____ SUPPLIED DATA

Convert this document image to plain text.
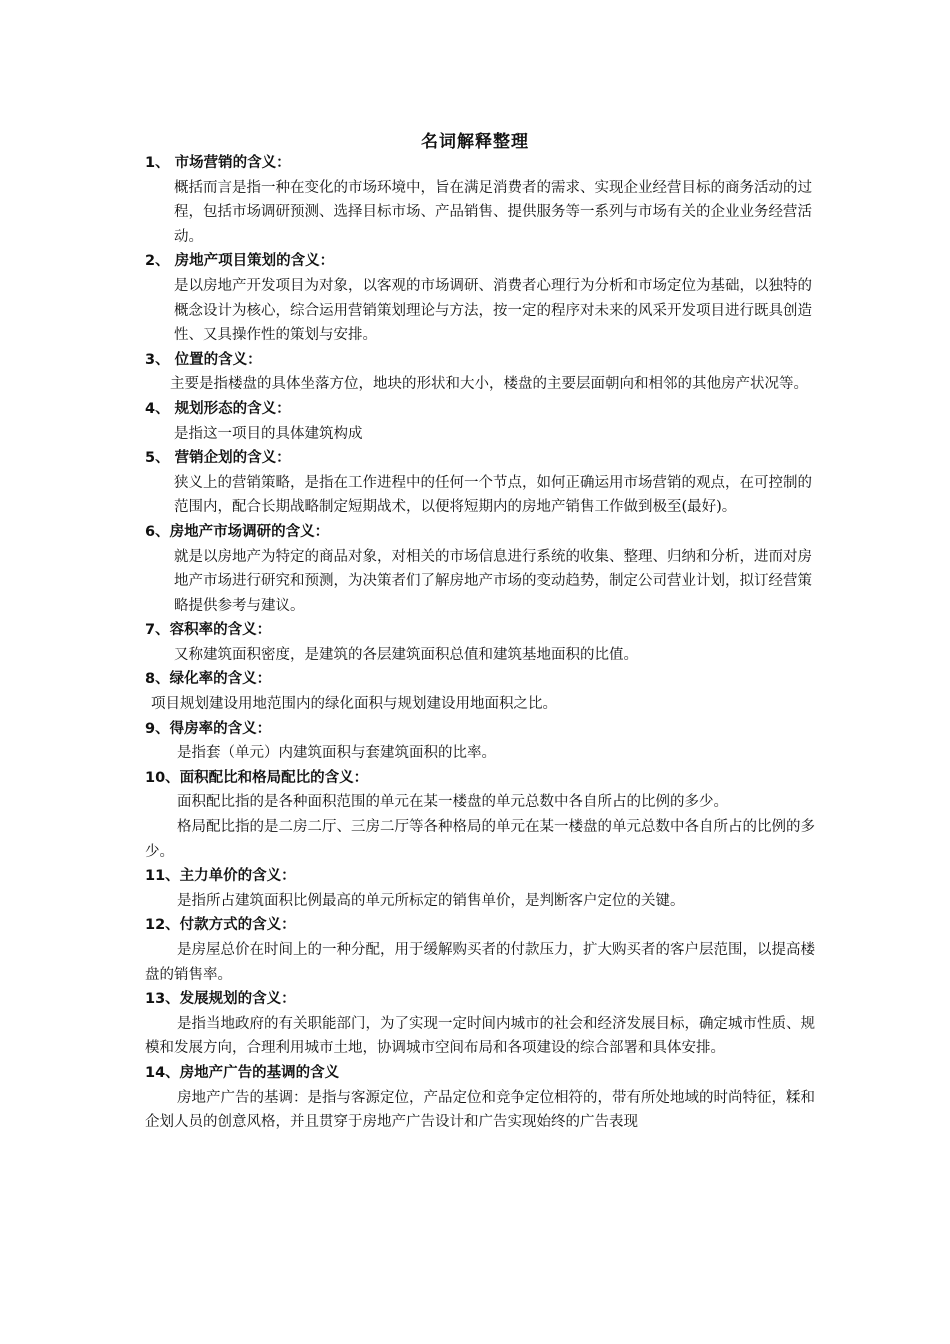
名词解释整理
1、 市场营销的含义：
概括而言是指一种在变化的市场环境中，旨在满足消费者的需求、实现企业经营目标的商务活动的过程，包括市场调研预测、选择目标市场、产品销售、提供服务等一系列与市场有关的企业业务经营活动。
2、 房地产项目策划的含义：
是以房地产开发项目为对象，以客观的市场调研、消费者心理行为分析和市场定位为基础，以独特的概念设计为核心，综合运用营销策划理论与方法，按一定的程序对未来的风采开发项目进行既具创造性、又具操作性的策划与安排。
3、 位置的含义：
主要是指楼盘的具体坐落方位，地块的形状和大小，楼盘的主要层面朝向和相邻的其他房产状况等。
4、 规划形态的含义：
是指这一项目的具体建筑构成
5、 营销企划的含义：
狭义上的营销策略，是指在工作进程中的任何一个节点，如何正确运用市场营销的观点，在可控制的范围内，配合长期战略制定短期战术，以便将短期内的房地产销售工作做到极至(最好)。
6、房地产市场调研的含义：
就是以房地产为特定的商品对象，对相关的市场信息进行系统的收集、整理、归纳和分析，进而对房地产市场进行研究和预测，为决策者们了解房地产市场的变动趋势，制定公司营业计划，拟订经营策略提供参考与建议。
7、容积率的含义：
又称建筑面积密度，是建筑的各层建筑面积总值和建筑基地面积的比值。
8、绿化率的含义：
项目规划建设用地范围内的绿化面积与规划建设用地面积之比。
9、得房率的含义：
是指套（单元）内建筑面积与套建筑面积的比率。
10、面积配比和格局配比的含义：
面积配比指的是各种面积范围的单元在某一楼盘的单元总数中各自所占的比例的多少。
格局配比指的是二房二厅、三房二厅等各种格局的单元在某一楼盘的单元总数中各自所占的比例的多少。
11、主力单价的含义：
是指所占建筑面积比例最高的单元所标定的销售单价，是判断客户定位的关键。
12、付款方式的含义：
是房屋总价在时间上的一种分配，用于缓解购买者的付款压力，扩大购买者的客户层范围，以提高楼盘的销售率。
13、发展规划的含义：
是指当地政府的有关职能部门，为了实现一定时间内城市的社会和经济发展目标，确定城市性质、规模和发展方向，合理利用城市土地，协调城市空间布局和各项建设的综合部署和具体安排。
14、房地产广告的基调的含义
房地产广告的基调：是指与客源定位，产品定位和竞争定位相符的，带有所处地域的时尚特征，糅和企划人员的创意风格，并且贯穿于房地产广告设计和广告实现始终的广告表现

________

** WORK INSTRUCTIONS **
Reproduce each entry precisely. Leave the pictures out.

** EXERCISE OUTPUT **
Convert this document image to plain text.
名词解释整理
1、 市场营销的含义：
概括而言是指一种在变化的市场环境中，旨在满足消费者的需求、实现企业经营目标的商务活动的过程，包括市场调研预测、选择目标市场、产品销售、提供服务等一系列与市场有关的企业业务经营活动。
2、 房地产项目策划的含义：
是以房地产开发项目为对象，以客观的市场调研、消费者心理行为分析和市场定位为基础，以独特的概念设计为核心，综合运用营销策划理论与方法，按一定的程序对未来的风采开发项目进行既具创造性、又具操作性的策划与安排。
3、 位置的含义：
主要是指楼盘的具体坐落方位，地块的形状和大小，楼盘的主要层面朝向和相邻的其他房产状况等。
4、 规划形态的含义：
是指这一项目的具体建筑构成
5、 营销企划的含义：
狭义上的营销策略，是指在工作进程中的任何一个节点，如何正确运用市场营销的观点，在可控制的范围内，配合长期战略制定短期战术，以便将短期内的房地产销售工作做到极至(最好)。
6、房地产市场调研的含义：
就是以房地产为特定的商品对象，对相关的市场信息进行系统的收集、整理、归纳和分析，进而对房地产市场进行研究和预测，为决策者们了解房地产市场的变动趋势，制定公司营业计划，拟订经营策略提供参考与建议。
7、容积率的含义：
又称建筑面积密度，是建筑的各层建筑面积总值和建筑基地面积的比值。
8、绿化率的含义：
项目规划建设用地范围内的绿化面积与规划建设用地面积之比。
9、得房率的含义：
是指套（单元）内建筑面积与套建筑面积的比率。
10、面积配比和格局配比的含义：
面积配比指的是各种面积范围的单元在某一楼盘的单元总数中各自所占的比例的多少。
格局配比指的是二房二厅、三房二厅等各种格局的单元在某一楼盘的单元总数中各自所占的比例的多少。
11、主力单价的含义：
是指所占建筑面积比例最高的单元所标定的销售单价，是判断客户定位的关键。
12、付款方式的含义：
是房屋总价在时间上的一种分配，用于缓解购买者的付款压力，扩大购买者的客户层范围，以提高楼盘的销售率。
13、发展规划的含义：
是指当地政府的有关职能部门，为了实现一定时间内城市的社会和经济发展目标，确定城市性质、规模和发展方向，合理利用城市土地，协调城市空间布局和各项建设的综合部署和具体安排。
14、房地产广告的基调的含义
房地产广告的基调：是指与客源定位，产品定位和竞争定位相符的，带有所处地域的时尚特征，糅和企划人员的创意风格，并且贯穿于房地产广告设计和广告实现始终的广告表现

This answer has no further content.